Collected data entries:
+===+
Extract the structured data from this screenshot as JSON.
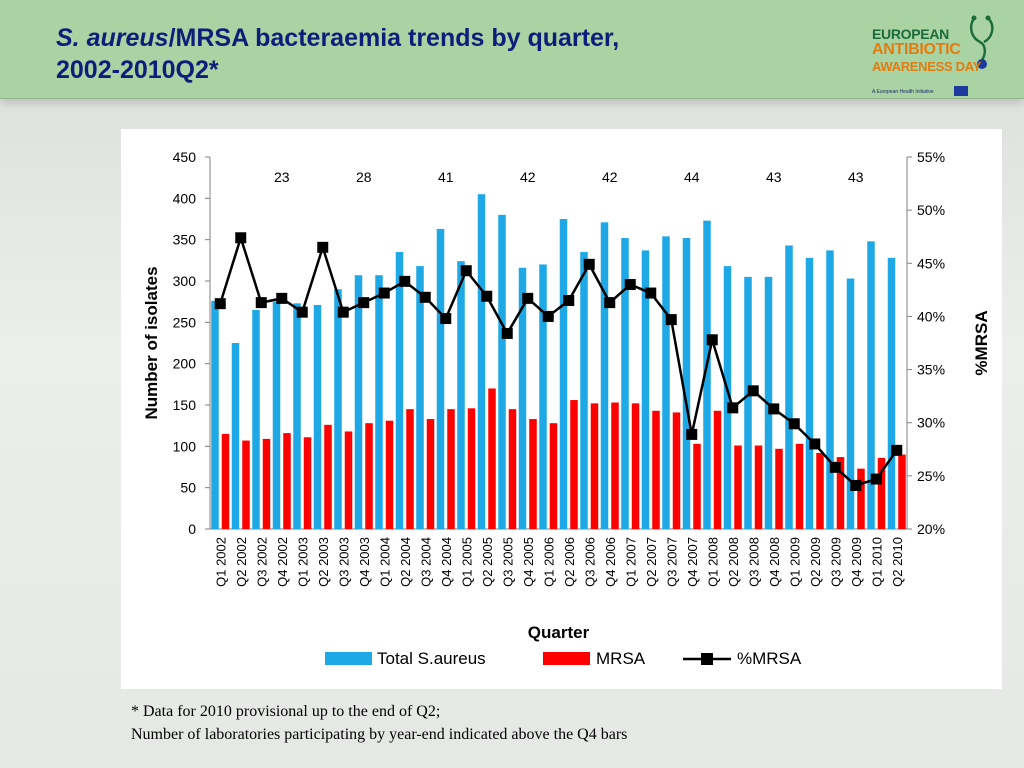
{
  "slide": {
    "title_italic": "S. aureus",
    "title_rest": "/MRSA bacteraemia trends by quarter,",
    "title_line2": "2002-2010Q2*",
    "footnote_line1": "* Data for 2010 provisional up to the end of Q2;",
    "footnote_line2": "Number of laboratories participating by year-end indicated above the Q4 bars"
  },
  "logo": {
    "line1": "EUROPEAN",
    "line2": "ANTIBIOTIC",
    "line3": "AWARENESS DAY",
    "tagline": "A European Health Initiative",
    "colors": {
      "green": "#1d6a3a",
      "orange": "#e07d10",
      "flag": "#1d3a9e"
    },
    "icon": "stethoscope-icon"
  },
  "chart_data": {
    "type": "bar",
    "title": "",
    "xlabel": "Quarter",
    "ylabel": "Number of isolates",
    "y2label": "%MRSA",
    "ylim": [
      0,
      450
    ],
    "yticks": [
      0,
      50,
      100,
      150,
      200,
      250,
      300,
      350,
      400,
      450
    ],
    "y2lim": [
      20,
      55
    ],
    "y2ticks": [
      "20%",
      "25%",
      "30%",
      "35%",
      "40%",
      "45%",
      "50%",
      "55%"
    ],
    "grid": false,
    "legend_position": "bottom",
    "categories": [
      "Q1 2002",
      "Q2 2002",
      "Q3 2002",
      "Q4 2002",
      "Q1 2003",
      "Q2 2003",
      "Q3 2003",
      "Q4 2003",
      "Q1 2004",
      "Q2 2004",
      "Q3 2004",
      "Q4 2004",
      "Q1 2005",
      "Q2 2005",
      "Q3 2005",
      "Q4 2005",
      "Q1 2006",
      "Q2 2006",
      "Q3 2006",
      "Q4 2006",
      "Q1 2007",
      "Q2 2007",
      "Q3 2007",
      "Q4 2007",
      "Q1 2008",
      "Q2 2008",
      "Q3 2008",
      "Q4 2008",
      "Q1 2009",
      "Q2 2009",
      "Q3 2009",
      "Q4 2009",
      "Q1 2010",
      "Q2 2010"
    ],
    "series": [
      {
        "name": "Total S.aureus",
        "kind": "bar",
        "axis": "left",
        "color": "#1fa8e6",
        "values": [
          276,
          225,
          265,
          275,
          273,
          271,
          290,
          307,
          307,
          335,
          318,
          363,
          324,
          405,
          380,
          316,
          320,
          375,
          335,
          371,
          352,
          337,
          354,
          352,
          373,
          318,
          305,
          305,
          343,
          328,
          337,
          303,
          348,
          328
        ]
      },
      {
        "name": "MRSA",
        "kind": "bar",
        "axis": "left",
        "color": "#ff0000",
        "values": [
          115,
          107,
          109,
          116,
          111,
          126,
          118,
          128,
          131,
          145,
          133,
          145,
          146,
          170,
          145,
          133,
          128,
          156,
          152,
          153,
          152,
          143,
          141,
          103,
          143,
          101,
          101,
          97,
          103,
          92,
          87,
          73,
          86,
          90
        ]
      },
      {
        "name": "%MRSA",
        "kind": "line",
        "axis": "right",
        "color": "#000000",
        "values": [
          41.2,
          47.4,
          41.3,
          41.7,
          40.4,
          46.5,
          40.4,
          41.3,
          42.2,
          43.3,
          41.8,
          39.8,
          44.3,
          41.9,
          38.4,
          41.7,
          40.0,
          41.5,
          44.9,
          41.3,
          43.0,
          42.2,
          39.7,
          28.9,
          37.8,
          31.4,
          33.0,
          31.3,
          29.9,
          28.0,
          25.8,
          24.1,
          24.7,
          27.4
        ]
      }
    ],
    "annotations": [
      {
        "category": "Q4 2002",
        "text": "23"
      },
      {
        "category": "Q4 2003",
        "text": "28"
      },
      {
        "category": "Q4 2004",
        "text": "41"
      },
      {
        "category": "Q4 2005",
        "text": "42"
      },
      {
        "category": "Q4 2006",
        "text": "42"
      },
      {
        "category": "Q4 2007",
        "text": "44"
      },
      {
        "category": "Q4 2008",
        "text": "43"
      },
      {
        "category": "Q4 2009",
        "text": "43"
      }
    ]
  }
}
+===+
Return the listing above unchanged, apart from dropping its pictures.

Extract the structured data from this screenshot as JSON.
{
  "slide": {
    "title_italic": "S. aureus",
    "title_rest": "/MRSA bacteraemia trends by quarter,",
    "title_line2": "2002-2010Q2*",
    "footnote_line1": "* Data for 2010 provisional up to the end of Q2;",
    "footnote_line2": "Number of laboratories participating by year-end indicated above the Q4 bars"
  },
  "logo": {
    "line1": "EUROPEAN",
    "line2": "ANTIBIOTIC",
    "line3": "AWARENESS DAY",
    "tagline": "A European Health Initiative",
    "colors": {
      "green": "#1d6a3a",
      "orange": "#e07d10",
      "flag": "#1d3a9e"
    },
    "icon": "stethoscope-icon"
  },
  "chart_data": {
    "type": "bar",
    "title": "",
    "xlabel": "Quarter",
    "ylabel": "Number of isolates",
    "y2label": "%MRSA",
    "ylim": [
      0,
      450
    ],
    "yticks": [
      0,
      50,
      100,
      150,
      200,
      250,
      300,
      350,
      400,
      450
    ],
    "y2lim": [
      20,
      55
    ],
    "y2ticks": [
      "20%",
      "25%",
      "30%",
      "35%",
      "40%",
      "45%",
      "50%",
      "55%"
    ],
    "grid": false,
    "legend_position": "bottom",
    "categories": [
      "Q1 2002",
      "Q2 2002",
      "Q3 2002",
      "Q4 2002",
      "Q1 2003",
      "Q2 2003",
      "Q3 2003",
      "Q4 2003",
      "Q1 2004",
      "Q2 2004",
      "Q3 2004",
      "Q4 2004",
      "Q1 2005",
      "Q2 2005",
      "Q3 2005",
      "Q4 2005",
      "Q1 2006",
      "Q2 2006",
      "Q3 2006",
      "Q4 2006",
      "Q1 2007",
      "Q2 2007",
      "Q3 2007",
      "Q4 2007",
      "Q1 2008",
      "Q2 2008",
      "Q3 2008",
      "Q4 2008",
      "Q1 2009",
      "Q2 2009",
      "Q3 2009",
      "Q4 2009",
      "Q1 2010",
      "Q2 2010"
    ],
    "series": [
      {
        "name": "Total S.aureus",
        "kind": "bar",
        "axis": "left",
        "color": "#1fa8e6",
        "values": [
          276,
          225,
          265,
          275,
          273,
          271,
          290,
          307,
          307,
          335,
          318,
          363,
          324,
          405,
          380,
          316,
          320,
          375,
          335,
          371,
          352,
          337,
          354,
          352,
          373,
          318,
          305,
          305,
          343,
          328,
          337,
          303,
          348,
          328
        ]
      },
      {
        "name": "MRSA",
        "kind": "bar",
        "axis": "left",
        "color": "#ff0000",
        "values": [
          115,
          107,
          109,
          116,
          111,
          126,
          118,
          128,
          131,
          145,
          133,
          145,
          146,
          170,
          145,
          133,
          128,
          156,
          152,
          153,
          152,
          143,
          141,
          103,
          143,
          101,
          101,
          97,
          103,
          92,
          87,
          73,
          86,
          90
        ]
      },
      {
        "name": "%MRSA",
        "kind": "line",
        "axis": "right",
        "color": "#000000",
        "values": [
          41.2,
          47.4,
          41.3,
          41.7,
          40.4,
          46.5,
          40.4,
          41.3,
          42.2,
          43.3,
          41.8,
          39.8,
          44.3,
          41.9,
          38.4,
          41.7,
          40.0,
          41.5,
          44.9,
          41.3,
          43.0,
          42.2,
          39.7,
          28.9,
          37.8,
          31.4,
          33.0,
          31.3,
          29.9,
          28.0,
          25.8,
          24.1,
          24.7,
          27.4
        ]
      }
    ],
    "annotations": [
      {
        "category": "Q4 2002",
        "text": "23"
      },
      {
        "category": "Q4 2003",
        "text": "28"
      },
      {
        "category": "Q4 2004",
        "text": "41"
      },
      {
        "category": "Q4 2005",
        "text": "42"
      },
      {
        "category": "Q4 2006",
        "text": "42"
      },
      {
        "category": "Q4 2007",
        "text": "44"
      },
      {
        "category": "Q4 2008",
        "text": "43"
      },
      {
        "category": "Q4 2009",
        "text": "43"
      }
    ]
  }
}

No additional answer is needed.